• Your instructions:
Transcribe the whole listing below without changing a word, but leave out every image.

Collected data

§

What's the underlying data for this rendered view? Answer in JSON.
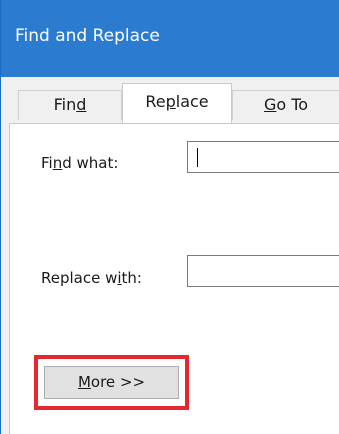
{
  "window": {
    "title": "Find and Replace"
  },
  "tabs": [
    {
      "pre": "Fin",
      "key": "d",
      "post": "",
      "active": false
    },
    {
      "pre": "Re",
      "key": "p",
      "post": "lace",
      "active": true
    },
    {
      "pre": "",
      "key": "G",
      "post": "o To",
      "active": false
    }
  ],
  "fields": {
    "find": {
      "pre": "Fi",
      "key": "n",
      "post": "d what:",
      "value": ""
    },
    "replace": {
      "pre": "Replace w",
      "key": "i",
      "post": "th:",
      "value": ""
    }
  },
  "buttons": {
    "more": {
      "pre": "",
      "key": "M",
      "post": "ore >>"
    }
  },
  "colors": {
    "titlebar": "#2b7bd0",
    "highlight": "#e8262d"
  }
}
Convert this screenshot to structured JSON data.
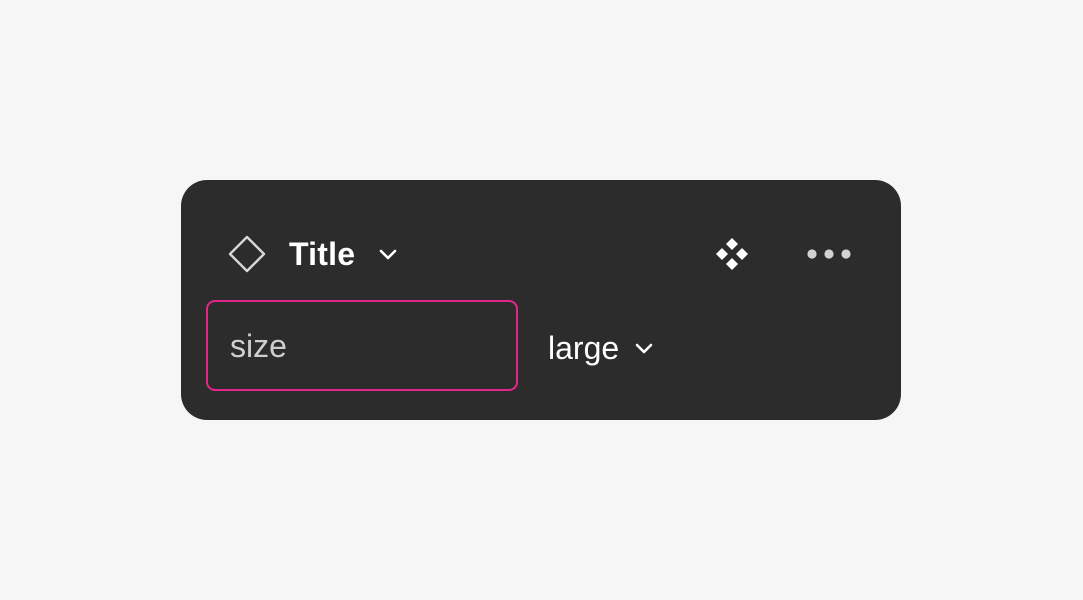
{
  "panel": {
    "header": {
      "component_icon": "component-diamond-outline-icon",
      "title": "Title",
      "title_dropdown_icon": "chevron-down-icon",
      "instance_icon": "instance-diamonds-icon",
      "more_icon": "more-horizontal-icon"
    },
    "property": {
      "name": "size",
      "value": "large",
      "value_dropdown_icon": "chevron-down-icon"
    }
  },
  "colors": {
    "page_background": "#f6f6f6",
    "panel_background": "#2c2c2c",
    "focus_outline": "#e4268a",
    "primary_text": "#ffffff",
    "secondary_text": "#cfcfcf"
  }
}
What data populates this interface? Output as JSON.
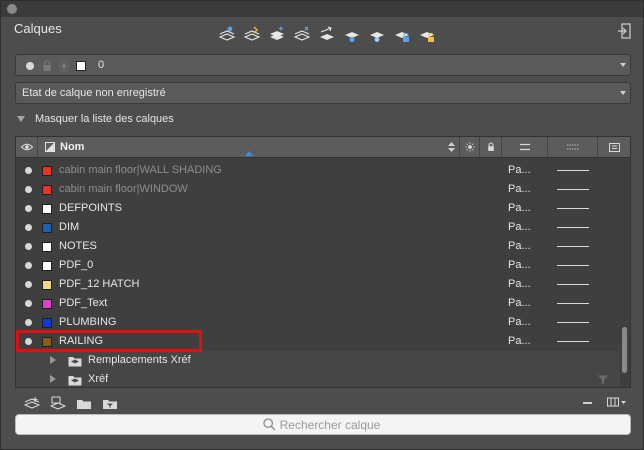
{
  "panel": {
    "title": "Calques"
  },
  "toolbar": {
    "icons": [
      "layer-match-icon",
      "layer-previous-icon",
      "layer-isolate-icon",
      "layer-unisolate-icon",
      "layer-walk-icon",
      "layer-freeze-icon",
      "layer-off-icon",
      "layer-lock-icon",
      "layer-unlock-icon"
    ]
  },
  "current_layer": {
    "name": "0",
    "color": "#ffffff"
  },
  "state": {
    "value": "Etat de calque non enregistré"
  },
  "toggle": {
    "label": "Masquer la liste des calques"
  },
  "list": {
    "header": {
      "name": "Nom"
    },
    "layers": [
      {
        "name": "cabin main floor|WALL SHADING",
        "color": "#e8322a",
        "linetype": "Pa...",
        "xref": true
      },
      {
        "name": "cabin main floor|WINDOW",
        "color": "#e8322a",
        "linetype": "Pa...",
        "xref": true
      },
      {
        "name": "DEFPOINTS",
        "color": "#ffffff",
        "linetype": "Pa...",
        "xref": false
      },
      {
        "name": "DIM",
        "color": "#1f5fb0",
        "linetype": "Pa...",
        "xref": false
      },
      {
        "name": "NOTES",
        "color": "#ffffff",
        "linetype": "Pa...",
        "xref": false
      },
      {
        "name": "PDF_0",
        "color": "#ffffff",
        "linetype": "Pa...",
        "xref": false
      },
      {
        "name": "PDF_12 HATCH",
        "color": "#f2d48a",
        "linetype": "Pa...",
        "xref": false
      },
      {
        "name": "PDF_Text",
        "color": "#e23fc8",
        "linetype": "Pa...",
        "xref": false
      },
      {
        "name": "PLUMBING",
        "color": "#1238d8",
        "linetype": "Pa...",
        "xref": false
      },
      {
        "name": "RAILING",
        "color": "#8a5a1e",
        "linetype": "Pa...",
        "xref": false
      }
    ],
    "groups": [
      {
        "name": "Remplacements Xréf"
      },
      {
        "name": "Xréf"
      }
    ]
  },
  "colors": {
    "highlight": "#e11010",
    "sort_indicator": "#3b8de0"
  },
  "search": {
    "placeholder": "Rechercher calque"
  }
}
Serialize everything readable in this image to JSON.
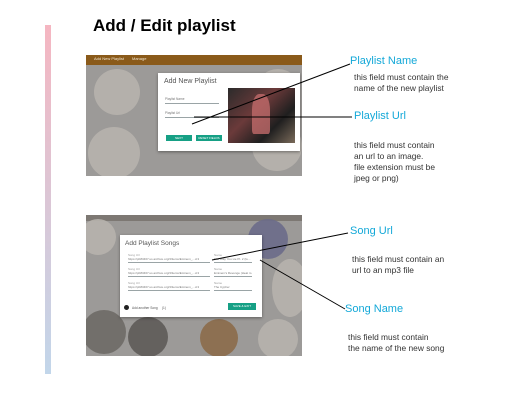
{
  "page": {
    "title": "Add / Edit playlist"
  },
  "colors": {
    "accent_annotation": "#13a8d8",
    "app_bar": "#8a5a1a",
    "button": "#16a085"
  },
  "screen1": {
    "tabs": [
      "Add New Playlist",
      "Manage"
    ],
    "dialog_title": "Add New Playlist",
    "name_placeholder": "Playlist Name",
    "url_placeholder": "Playlist Url",
    "buttons": {
      "next": "NEXT",
      "reset": "RESET FIELDS"
    }
  },
  "screen2": {
    "dialog_title": "Add Playlist Songs",
    "song_url_label": "Song Url",
    "song_name_label": "Name",
    "rows": [
      {
        "url": "https://pb83467.us.archive.org/3/items/Eminem_...d.3",
        "name": "The Way You Lie Pt. 2 (fe..."
      },
      {
        "url": "https://pb83467.us.archive.org/3/items/Eminem_...d.3",
        "name": "Eminem's Revenge (Heat m..."
      },
      {
        "url": "https://pb83467.us.archive.org/3/items/Eminem_...d.3",
        "name": "The Cypher"
      }
    ],
    "add_more_label": "Add another Song",
    "add_more_count": "(1)",
    "save_button": "SAVE & EXIT"
  },
  "annotations": {
    "playlist_name": {
      "label": "Playlist Name",
      "desc": [
        "this field must contain the",
        "name of the new playlist"
      ]
    },
    "playlist_url": {
      "label": "Playlist Url",
      "desc": [
        "this field must contain",
        "an url to an image.",
        " file extension must be",
        "jpeg or png)"
      ]
    },
    "song_url": {
      "label": "Song Url",
      "desc": [
        "this field must contain an",
        " url to an mp3 file"
      ]
    },
    "song_name": {
      "label": "Song Name",
      "desc": [
        "this field must contain",
        "the name of the new song"
      ]
    }
  }
}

§

• Exercise result:
What's the underlying data for this rendered view? Answer in JSON.
{
  "window": {
    "title": "Find and Replace"
  },
  "tabs": [
    {
      "pre": "Fin",
      "key": "d",
      "post": "",
      "active": false
    },
    {
      "pre": "Re",
      "key": "p",
      "post": "lace",
      "active": true
    },
    {
      "pre": "",
      "key": "G",
      "post": "o To",
      "active": false
    }
  ],
  "fields": {
    "find": {
      "pre": "Fi",
      "key": "n",
      "post": "d what:",
      "value": ""
    },
    "replace": {
      "pre": "Replace w",
      "key": "i",
      "post": "th:",
      "value": ""
    }
  },
  "buttons": {
    "more": {
      "pre": "",
      "key": "M",
      "post": "ore >>"
    }
  },
  "colors": {
    "titlebar": "#2b7bd0",
    "highlight": "#e8262d"
  }
}
Convert this screenshot to structured JSON data.
{
  "panel": {
    "header": {
      "component_icon": "component-diamond-outline-icon",
      "title": "Title",
      "title_dropdown_icon": "chevron-down-icon",
      "instance_icon": "instance-diamonds-icon",
      "more_icon": "more-horizontal-icon"
    },
    "property": {
      "name": "size",
      "value": "large",
      "value_dropdown_icon": "chevron-down-icon"
    }
  },
  "colors": {
    "page_background": "#f6f6f6",
    "panel_background": "#2c2c2c",
    "focus_outline": "#e4268a",
    "primary_text": "#ffffff",
    "secondary_text": "#cfcfcf"
  }
}
What data populates this interface? Output as JSON.
{
  "panel": {
    "title": "Calques"
  },
  "toolbar": {
    "icons": [
      "layer-match-icon",
      "layer-previous-icon",
      "layer-isolate-icon",
      "layer-unisolate-icon",
      "layer-walk-icon",
      "layer-freeze-icon",
      "layer-off-icon",
      "layer-lock-icon",
      "layer-unlock-icon"
    ]
  },
  "current_layer": {
    "name": "0",
    "color": "#ffffff"
  },
  "state": {
    "value": "Etat de calque non enregistré"
  },
  "toggle": {
    "label": "Masquer la liste des calques"
  },
  "list": {
    "header": {
      "name": "Nom"
    },
    "layers": [
      {
        "name": "cabin main floor|WALL SHADING",
        "color": "#e8322a",
        "linetype": "Pa...",
        "xref": true
      },
      {
        "name": "cabin main floor|WINDOW",
        "color": "#e8322a",
        "linetype": "Pa...",
        "xref": true
      },
      {
        "name": "DEFPOINTS",
        "color": "#ffffff",
        "linetype": "Pa...",
        "xref": false
      },
      {
        "name": "DIM",
        "color": "#1f5fb0",
        "linetype": "Pa...",
        "xref": false
      },
      {
        "name": "NOTES",
        "color": "#ffffff",
        "linetype": "Pa...",
        "xref": false
      },
      {
        "name": "PDF_0",
        "color": "#ffffff",
        "linetype": "Pa...",
        "xref": false
      },
      {
        "name": "PDF_12 HATCH",
        "color": "#f2d48a",
        "linetype": "Pa...",
        "xref": false
      },
      {
        "name": "PDF_Text",
        "color": "#e23fc8",
        "linetype": "Pa...",
        "xref": false
      },
      {
        "name": "PLUMBING",
        "color": "#1238d8",
        "linetype": "Pa...",
        "xref": false
      },
      {
        "name": "RAILING",
        "color": "#8a5a1e",
        "linetype": "Pa...",
        "xref": false
      }
    ],
    "groups": [
      {
        "name": "Remplacements Xréf"
      },
      {
        "name": "Xréf"
      }
    ]
  },
  "colors": {
    "highlight": "#e11010",
    "sort_indicator": "#3b8de0"
  },
  "search": {
    "placeholder": "Rechercher calque"
  }
}
Serialize everything readable in this image to JSON.
{
  "page": {
    "title": "Add / Edit playlist"
  },
  "colors": {
    "accent_annotation": "#13a8d8",
    "app_bar": "#8a5a1a",
    "button": "#16a085"
  },
  "screen1": {
    "tabs": [
      "Add New Playlist",
      "Manage"
    ],
    "dialog_title": "Add New Playlist",
    "name_placeholder": "Playlist Name",
    "url_placeholder": "Playlist Url",
    "buttons": {
      "next": "NEXT",
      "reset": "RESET FIELDS"
    }
  },
  "screen2": {
    "dialog_title": "Add Playlist Songs",
    "song_url_label": "Song Url",
    "song_name_label": "Name",
    "rows": [
      {
        "url": "https://pb83467.us.archive.org/3/items/Eminem_...d.3",
        "name": "The Way You Lie Pt. 2 (fe..."
      },
      {
        "url": "https://pb83467.us.archive.org/3/items/Eminem_...d.3",
        "name": "Eminem's Revenge (Heat m..."
      },
      {
        "url": "https://pb83467.us.archive.org/3/items/Eminem_...d.3",
        "name": "The Cypher"
      }
    ],
    "add_more_label": "Add another Song",
    "add_more_count": "(1)",
    "save_button": "SAVE & EXIT"
  },
  "annotations": {
    "playlist_name": {
      "label": "Playlist Name",
      "desc": [
        "this field must contain the",
        "name of the new playlist"
      ]
    },
    "playlist_url": {
      "label": "Playlist Url",
      "desc": [
        "this field must contain",
        "an url to an image.",
        " file extension must be",
        "jpeg or png)"
      ]
    },
    "song_url": {
      "label": "Song Url",
      "desc": [
        "this field must contain an",
        " url to an mp3 file"
      ]
    },
    "song_name": {
      "label": "Song Name",
      "desc": [
        "this field must contain",
        "the name of the new song"
      ]
    }
  }
}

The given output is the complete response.